**Entries supplied**
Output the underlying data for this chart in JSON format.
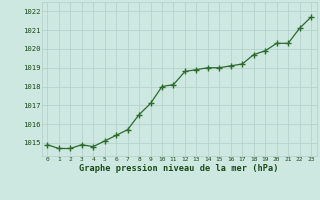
{
  "x": [
    0,
    1,
    2,
    3,
    4,
    5,
    6,
    7,
    8,
    9,
    10,
    11,
    12,
    13,
    14,
    15,
    16,
    17,
    18,
    19,
    20,
    21,
    22,
    23
  ],
  "y": [
    1014.9,
    1014.7,
    1014.7,
    1014.9,
    1014.8,
    1015.1,
    1015.4,
    1015.7,
    1016.5,
    1017.1,
    1018.0,
    1018.1,
    1018.8,
    1018.9,
    1019.0,
    1019.0,
    1019.1,
    1019.2,
    1019.7,
    1019.9,
    1020.3,
    1020.3,
    1021.1,
    1021.7
  ],
  "line_color": "#2d6b2d",
  "marker_color": "#2d6b2d",
  "bg_color": "#cce8e0",
  "grid_color": "#b0cfc8",
  "xlabel": "Graphe pression niveau de la mer (hPa)",
  "xlabel_color": "#1a4a1a",
  "xtick_labels": [
    "0",
    "1",
    "2",
    "3",
    "4",
    "5",
    "6",
    "7",
    "8",
    "9",
    "10",
    "11",
    "12",
    "13",
    "14",
    "15",
    "16",
    "17",
    "18",
    "19",
    "20",
    "21",
    "22",
    "23"
  ],
  "ytick_min": 1015,
  "ytick_max": 1022,
  "ytick_step": 1,
  "ylim_min": 1014.3,
  "ylim_max": 1022.5,
  "xlim_min": -0.5,
  "xlim_max": 23.5
}
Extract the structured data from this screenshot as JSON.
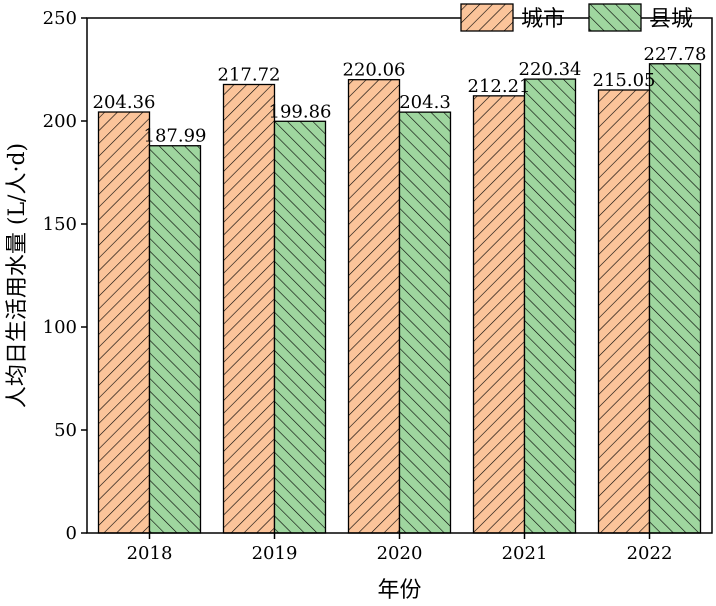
{
  "chart_data": {
    "type": "bar",
    "categories": [
      "2018",
      "2019",
      "2020",
      "2021",
      "2022"
    ],
    "series": [
      {
        "name": "城市",
        "values": [
          204.36,
          217.72,
          220.06,
          212.21,
          215.05
        ],
        "data_labels": [
          "204.36",
          "217.72",
          "220.06",
          "212.21",
          "215.05"
        ],
        "fill": "#fbc49a"
      },
      {
        "name": "县城",
        "values": [
          187.99,
          199.86,
          204.3,
          220.34,
          227.78
        ],
        "data_labels": [
          "187.99",
          "199.86",
          "204.3",
          "220.34",
          "227.78"
        ],
        "fill": "#9fd69f"
      }
    ],
    "xlabel": "年份",
    "ylabel": "人均日生活用水量 (L/人·d)",
    "ylim": [
      0,
      250
    ],
    "yticks": [
      "0",
      "50",
      "100",
      "150",
      "200",
      "250"
    ],
    "legend_position": "top-right",
    "grid": false
  }
}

**Goal**
Copy the data exactly. Any picture it contains is to be omitted.

**Full response**
Output the underlying data for this chart in JSON format.
{
  "x": [
    0,
    1,
    2,
    3,
    4,
    5,
    6,
    7,
    8,
    9,
    10,
    11,
    12,
    13,
    14,
    15,
    16,
    17,
    18,
    19,
    20,
    21,
    22,
    23
  ],
  "y": [
    1014.9,
    1014.7,
    1014.7,
    1014.9,
    1014.8,
    1015.1,
    1015.4,
    1015.7,
    1016.5,
    1017.1,
    1018.0,
    1018.1,
    1018.8,
    1018.9,
    1019.0,
    1019.0,
    1019.1,
    1019.2,
    1019.7,
    1019.9,
    1020.3,
    1020.3,
    1021.1,
    1021.7
  ],
  "line_color": "#2d6b2d",
  "marker_color": "#2d6b2d",
  "bg_color": "#cce8e0",
  "grid_color": "#b0cfc8",
  "xlabel": "Graphe pression niveau de la mer (hPa)",
  "xlabel_color": "#1a4a1a",
  "xtick_labels": [
    "0",
    "1",
    "2",
    "3",
    "4",
    "5",
    "6",
    "7",
    "8",
    "9",
    "10",
    "11",
    "12",
    "13",
    "14",
    "15",
    "16",
    "17",
    "18",
    "19",
    "20",
    "21",
    "22",
    "23"
  ],
  "ytick_min": 1015,
  "ytick_max": 1022,
  "ytick_step": 1,
  "ylim_min": 1014.3,
  "ylim_max": 1022.5,
  "xlim_min": -0.5,
  "xlim_max": 23.5
}
Extract the structured data from this screenshot as JSON.
{
  "chart_data": {
    "type": "bar",
    "categories": [
      "2018",
      "2019",
      "2020",
      "2021",
      "2022"
    ],
    "series": [
      {
        "name": "城市",
        "values": [
          204.36,
          217.72,
          220.06,
          212.21,
          215.05
        ],
        "data_labels": [
          "204.36",
          "217.72",
          "220.06",
          "212.21",
          "215.05"
        ],
        "fill": "#fbc49a"
      },
      {
        "name": "县城",
        "values": [
          187.99,
          199.86,
          204.3,
          220.34,
          227.78
        ],
        "data_labels": [
          "187.99",
          "199.86",
          "204.3",
          "220.34",
          "227.78"
        ],
        "fill": "#9fd69f"
      }
    ],
    "xlabel": "年份",
    "ylabel": "人均日生活用水量 (L/人·d)",
    "ylim": [
      0,
      250
    ],
    "yticks": [
      "0",
      "50",
      "100",
      "150",
      "200",
      "250"
    ],
    "legend_position": "top-right",
    "grid": false
  }
}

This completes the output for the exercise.